**Exercise task:** Render the data below as a JSON list of strings, with one string per line and no blank lines.
######
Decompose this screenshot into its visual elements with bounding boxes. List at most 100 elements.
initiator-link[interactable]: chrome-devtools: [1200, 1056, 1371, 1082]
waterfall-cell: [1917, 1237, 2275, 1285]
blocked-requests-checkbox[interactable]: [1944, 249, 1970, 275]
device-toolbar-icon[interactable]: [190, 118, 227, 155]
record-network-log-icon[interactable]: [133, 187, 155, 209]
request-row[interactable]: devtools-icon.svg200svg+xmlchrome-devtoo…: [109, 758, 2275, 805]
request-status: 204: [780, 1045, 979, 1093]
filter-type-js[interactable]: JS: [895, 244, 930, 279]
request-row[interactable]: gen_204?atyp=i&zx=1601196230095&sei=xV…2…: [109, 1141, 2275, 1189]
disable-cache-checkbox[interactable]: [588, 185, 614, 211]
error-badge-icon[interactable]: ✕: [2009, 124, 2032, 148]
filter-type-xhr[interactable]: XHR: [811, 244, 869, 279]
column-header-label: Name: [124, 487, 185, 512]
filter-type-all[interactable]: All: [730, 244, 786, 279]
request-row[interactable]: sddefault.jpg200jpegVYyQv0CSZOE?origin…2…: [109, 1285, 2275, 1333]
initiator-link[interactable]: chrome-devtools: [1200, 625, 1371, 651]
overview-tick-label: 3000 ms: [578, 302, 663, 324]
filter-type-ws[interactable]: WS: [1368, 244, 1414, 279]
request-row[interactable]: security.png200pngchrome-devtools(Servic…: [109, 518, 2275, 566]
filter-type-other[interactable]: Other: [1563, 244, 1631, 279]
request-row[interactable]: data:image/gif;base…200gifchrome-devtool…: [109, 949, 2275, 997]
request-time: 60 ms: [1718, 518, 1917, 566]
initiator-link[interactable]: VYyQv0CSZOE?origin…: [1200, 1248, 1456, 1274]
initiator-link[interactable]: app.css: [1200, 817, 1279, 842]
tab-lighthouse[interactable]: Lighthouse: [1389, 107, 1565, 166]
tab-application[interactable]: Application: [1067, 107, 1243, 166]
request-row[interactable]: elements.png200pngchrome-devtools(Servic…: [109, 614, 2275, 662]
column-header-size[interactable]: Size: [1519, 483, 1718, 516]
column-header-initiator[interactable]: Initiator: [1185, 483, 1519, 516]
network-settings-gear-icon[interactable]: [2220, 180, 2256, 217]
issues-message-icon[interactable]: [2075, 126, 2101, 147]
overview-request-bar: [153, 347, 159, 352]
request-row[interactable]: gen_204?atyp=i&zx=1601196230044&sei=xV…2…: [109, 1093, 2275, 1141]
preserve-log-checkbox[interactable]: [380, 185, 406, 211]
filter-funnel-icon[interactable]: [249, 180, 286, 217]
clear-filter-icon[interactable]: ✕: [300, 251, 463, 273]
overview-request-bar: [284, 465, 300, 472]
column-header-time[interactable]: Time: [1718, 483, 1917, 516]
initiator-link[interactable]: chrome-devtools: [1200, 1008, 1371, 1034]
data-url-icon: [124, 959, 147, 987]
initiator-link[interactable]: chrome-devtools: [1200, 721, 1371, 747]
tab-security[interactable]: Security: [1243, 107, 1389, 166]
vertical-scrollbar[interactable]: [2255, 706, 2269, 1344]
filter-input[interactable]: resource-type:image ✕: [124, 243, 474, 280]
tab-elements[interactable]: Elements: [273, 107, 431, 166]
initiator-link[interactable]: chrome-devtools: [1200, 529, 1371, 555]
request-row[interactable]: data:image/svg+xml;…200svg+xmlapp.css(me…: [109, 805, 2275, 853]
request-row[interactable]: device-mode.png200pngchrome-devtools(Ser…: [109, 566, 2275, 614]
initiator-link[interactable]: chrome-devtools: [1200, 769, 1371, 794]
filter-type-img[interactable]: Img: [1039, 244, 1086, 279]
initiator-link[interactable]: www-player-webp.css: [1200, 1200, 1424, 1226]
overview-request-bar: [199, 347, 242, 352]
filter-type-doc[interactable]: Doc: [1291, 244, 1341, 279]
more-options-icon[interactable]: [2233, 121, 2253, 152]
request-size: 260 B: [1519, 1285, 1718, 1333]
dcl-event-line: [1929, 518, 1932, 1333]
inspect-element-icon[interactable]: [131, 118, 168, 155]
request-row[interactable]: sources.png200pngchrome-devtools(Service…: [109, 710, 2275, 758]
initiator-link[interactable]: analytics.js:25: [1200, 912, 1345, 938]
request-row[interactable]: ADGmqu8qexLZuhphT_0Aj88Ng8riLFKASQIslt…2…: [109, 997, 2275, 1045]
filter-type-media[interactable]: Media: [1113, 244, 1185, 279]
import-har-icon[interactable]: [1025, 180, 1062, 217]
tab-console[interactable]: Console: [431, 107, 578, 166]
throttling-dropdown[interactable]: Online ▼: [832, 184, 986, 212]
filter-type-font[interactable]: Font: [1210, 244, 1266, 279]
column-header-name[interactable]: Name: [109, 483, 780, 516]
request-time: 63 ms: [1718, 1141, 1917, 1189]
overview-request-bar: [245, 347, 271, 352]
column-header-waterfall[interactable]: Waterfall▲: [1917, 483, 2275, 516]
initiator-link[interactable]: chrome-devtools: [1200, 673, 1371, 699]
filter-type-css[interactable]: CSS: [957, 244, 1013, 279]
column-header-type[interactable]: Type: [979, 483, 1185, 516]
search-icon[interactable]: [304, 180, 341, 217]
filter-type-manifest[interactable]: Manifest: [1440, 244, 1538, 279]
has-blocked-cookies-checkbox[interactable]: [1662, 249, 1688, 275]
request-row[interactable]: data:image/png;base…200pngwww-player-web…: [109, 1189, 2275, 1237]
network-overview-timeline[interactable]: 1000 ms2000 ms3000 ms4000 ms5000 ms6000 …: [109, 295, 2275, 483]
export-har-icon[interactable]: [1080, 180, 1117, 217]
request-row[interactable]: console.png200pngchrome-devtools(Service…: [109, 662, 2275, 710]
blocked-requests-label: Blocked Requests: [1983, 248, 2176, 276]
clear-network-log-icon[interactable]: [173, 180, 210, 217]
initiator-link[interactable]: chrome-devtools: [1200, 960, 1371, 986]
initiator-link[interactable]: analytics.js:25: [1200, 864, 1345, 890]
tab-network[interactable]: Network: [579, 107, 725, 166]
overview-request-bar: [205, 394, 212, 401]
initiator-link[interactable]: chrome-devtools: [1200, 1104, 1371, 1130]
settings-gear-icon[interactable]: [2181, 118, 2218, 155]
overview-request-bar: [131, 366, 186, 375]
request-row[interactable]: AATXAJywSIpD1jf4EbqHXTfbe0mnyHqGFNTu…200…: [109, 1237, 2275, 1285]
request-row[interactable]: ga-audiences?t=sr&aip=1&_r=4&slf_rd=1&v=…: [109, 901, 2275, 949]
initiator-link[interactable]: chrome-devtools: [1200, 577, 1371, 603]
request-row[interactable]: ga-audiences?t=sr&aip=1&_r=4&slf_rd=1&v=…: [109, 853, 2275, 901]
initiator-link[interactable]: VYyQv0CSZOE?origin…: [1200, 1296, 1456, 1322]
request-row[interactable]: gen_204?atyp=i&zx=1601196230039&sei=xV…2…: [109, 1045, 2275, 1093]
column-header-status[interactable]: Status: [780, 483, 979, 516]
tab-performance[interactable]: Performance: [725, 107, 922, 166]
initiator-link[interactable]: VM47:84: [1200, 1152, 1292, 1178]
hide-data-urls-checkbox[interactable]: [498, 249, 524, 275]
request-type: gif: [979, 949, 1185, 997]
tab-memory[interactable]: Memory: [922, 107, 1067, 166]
######
**Task answer:**
[
  "Decompose this screenshot into its visual elements with bounding boxes. List at most 100 elements.",
  "initiator-link[interactable]: chrome-devtools: [1200, 1056, 1371, 1082]",
  "waterfall-cell: [1917, 1237, 2275, 1285]",
  "blocked-requests-checkbox[interactable]: [1944, 249, 1970, 275]",
  "device-toolbar-icon[interactable]: [190, 118, 227, 155]",
  "record-network-log-icon[interactable]: [133, 187, 155, 209]",
  "request-row[interactable]: devtools-icon.svg200svg+xmlchrome-devtoo…: [109, 758, 2275, 805]",
  "request-status: 204: [780, 1045, 979, 1093]",
  "filter-type-js[interactable]: JS: [895, 244, 930, 279]",
  "request-row[interactable]: gen_204?atyp=i&zx=1601196230095&sei=xV…2…: [109, 1141, 2275, 1189]",
  "disable-cache-checkbox[interactable]: [588, 185, 614, 211]",
  "error-badge-icon[interactable]: ✕: [2009, 124, 2032, 148]",
  "filter-type-xhr[interactable]: XHR: [811, 244, 869, 279]",
  "column-header-label: Name: [124, 487, 185, 512]",
  "filter-type-all[interactable]: All: [730, 244, 786, 279]",
  "request-row[interactable]: sddefault.jpg200jpegVYyQv0CSZOE?origin…2…: [109, 1285, 2275, 1333]",
  "initiator-link[interactable]: chrome-devtools: [1200, 625, 1371, 651]",
  "overview-tick-label: 3000 ms: [578, 302, 663, 324]",
  "filter-type-ws[interactable]: WS: [1368, 244, 1414, 279]",
  "request-row[interactable]: security.png200pngchrome-devtools(Servic…: [109, 518, 2275, 566]",
  "filter-type-other[interactable]: Other: [1563, 244, 1631, 279]",
  "request-row[interactable]: data:image/gif;base…200gifchrome-devtool…: [109, 949, 2275, 997]",
  "request-time: 60 ms: [1718, 518, 1917, 566]",
  "initiator-link[interactable]: VYyQv0CSZOE?origin…: [1200, 1248, 1456, 1274]",
  "initiator-link[interactable]: app.css: [1200, 817, 1279, 842]",
  "tab-lighthouse[interactable]: Lighthouse: [1389, 107, 1565, 166]",
  "tab-application[interactable]: Application: [1067, 107, 1243, 166]",
  "request-row[interactable]: elements.png200pngchrome-devtools(Servic…: [109, 614, 2275, 662]",
  "column-header-size[interactable]: Size: [1519, 483, 1718, 516]",
  "column-header-initiator[interactable]: Initiator: [1185, 483, 1519, 516]",
  "network-settings-gear-icon[interactable]: [2220, 180, 2256, 217]",
  "issues-message-icon[interactable]: [2075, 126, 2101, 147]",
  "overview-request-bar: [153, 347, 159, 352]",
  "request-row[interactable]: gen_204?atyp=i&zx=1601196230044&sei=xV…2…: [109, 1093, 2275, 1141]",
  "preserve-log-checkbox[interactable]: [380, 185, 406, 211]",
  "filter-funnel-icon[interactable]: [249, 180, 286, 217]",
  "clear-filter-icon[interactable]: ✕: [300, 251, 463, 273]",
  "overview-request-bar: [284, 465, 300, 472]",
  "column-header-time[interactable]: Time: [1718, 483, 1917, 516]",
  "initiator-link[interactable]: chrome-devtools: [1200, 1008, 1371, 1034]",
  "data-url-icon: [124, 959, 147, 987]",
  "initiator-link[interactable]: chrome-devtools: [1200, 721, 1371, 747]",
  "tab-security[interactable]: Security: [1243, 107, 1389, 166]",
  "vertical-scrollbar[interactable]: [2255, 706, 2269, 1344]",
  "filter-input[interactable]: resource-type:image ✕: [124, 243, 474, 280]",
  "tab-elements[interactable]: Elements: [273, 107, 431, 166]",
  "initiator-link[interactable]: chrome-devtools: [1200, 529, 1371, 555]",
  "request-row[interactable]: data:image/svg+xml;…200svg+xmlapp.css(me…: [109, 805, 2275, 853]",
  "request-row[interactable]: device-mode.png200pngchrome-devtools(Ser…: [109, 566, 2275, 614]",
  "initiator-link[interactable]: chrome-devtools: [1200, 769, 1371, 794]",
  "filter-type-img[interactable]: Img: [1039, 244, 1086, 279]",
  "initiator-link[interactable]: www-player-webp.css: [1200, 1200, 1424, 1226]",
  "overview-request-bar: [199, 347, 242, 352]",
  "filter-type-doc[interactable]: Doc: [1291, 244, 1341, 279]",
  "more-options-icon[interactable]: [2233, 121, 2253, 152]",
  "request-size: 260 B: [1519, 1285, 1718, 1333]",
  "dcl-event-line: [1929, 518, 1932, 1333]",
  "inspect-element-icon[interactable]: [131, 118, 168, 155]",
  "request-row[interactable]: sources.png200pngchrome-devtools(Service…: [109, 710, 2275, 758]",
  "initiator-link[interactable]: analytics.js:25: [1200, 912, 1345, 938]",
  "request-row[interactable]: ADGmqu8qexLZuhphT_0Aj88Ng8riLFKASQIslt…2…: [109, 997, 2275, 1045]",
  "filter-type-media[interactable]: Media: [1113, 244, 1185, 279]",
  "import-har-icon[interactable]: [1025, 180, 1062, 217]",
  "tab-console[interactable]: Console: [431, 107, 578, 166]",
  "throttling-dropdown[interactable]: Online ▼: [832, 184, 986, 212]",
  "filter-type-font[interactable]: Font: [1210, 244, 1266, 279]",
  "column-header-name[interactable]: Name: [109, 483, 780, 516]",
  "request-time: 63 ms: [1718, 1141, 1917, 1189]",
  "overview-request-bar: [245, 347, 271, 352]",
  "column-header-waterfall[interactable]: Waterfall▲: [1917, 483, 2275, 516]",
  "initiator-link[interactable]: chrome-devtools: [1200, 673, 1371, 699]",
  "filter-type-css[interactable]: CSS: [957, 244, 1013, 279]",
  "column-header-type[interactable]: Type: [979, 483, 1185, 516]",
  "search-icon[interactable]: [304, 180, 341, 217]",
  "filter-type-manifest[interactable]: Manifest: [1440, 244, 1538, 279]",
  "has-blocked-cookies-checkbox[interactable]: [1662, 249, 1688, 275]",
  "request-row[interactable]: data:image/png;base…200pngwww-player-web…: [109, 1189, 2275, 1237]",
  "network-overview-timeline[interactable]: 1000 ms2000 ms3000 ms4000 ms5000 ms6000 …: [109, 295, 2275, 483]",
  "export-har-icon[interactable]: [1080, 180, 1117, 217]",
  "request-row[interactable]: console.png200pngchrome-devtools(Service…: [109, 662, 2275, 710]",
  "blocked-requests-label: Blocked Requests: [1983, 248, 2176, 276]",
  "clear-network-log-icon[interactable]: [173, 180, 210, 217]",
  "initiator-link[interactable]: chrome-devtools: [1200, 960, 1371, 986]",
  "initiator-link[interactable]: analytics.js:25: [1200, 864, 1345, 890]",
  "tab-network[interactable]: Network: [579, 107, 725, 166]",
  "overview-request-bar: [205, 394, 212, 401]",
  "initiator-link[interactable]: chrome-devtools: [1200, 1104, 1371, 1130]",
  "settings-gear-icon[interactable]: [2181, 118, 2218, 155]",
  "overview-request-bar: [131, 366, 186, 375]",
  "request-row[interactable]: AATXAJywSIpD1jf4EbqHXTfbe0mnyHqGFNTu…200…: [109, 1237, 2275, 1285]",
  "request-row[interactable]: ga-audiences?t=sr&aip=1&_r=4&slf_rd=1&v=…: [109, 901, 2275, 949]",
  "initiator-link[interactable]: chrome-devtools: [1200, 577, 1371, 603]",
  "request-row[interactable]: ga-audiences?t=sr&aip=1&_r=4&slf_rd=1&v=…: [109, 853, 2275, 901]",
  "initiator-link[interactable]: VYyQv0CSZOE?origin…: [1200, 1296, 1456, 1322]",
  "request-row[interactable]: gen_204?atyp=i&zx=1601196230039&sei=xV…2…: [109, 1045, 2275, 1093]",
  "column-header-status[interactable]: Status: [780, 483, 979, 516]",
  "tab-performance[interactable]: Performance: [725, 107, 922, 166]",
  "initiator-link[interactable]: VM47:84: [1200, 1152, 1292, 1178]",
  "hide-data-urls-checkbox[interactable]: [498, 249, 524, 275]",
  "request-type: gif: [979, 949, 1185, 997]",
  "tab-memory[interactable]: Memory: [922, 107, 1067, 166]"
]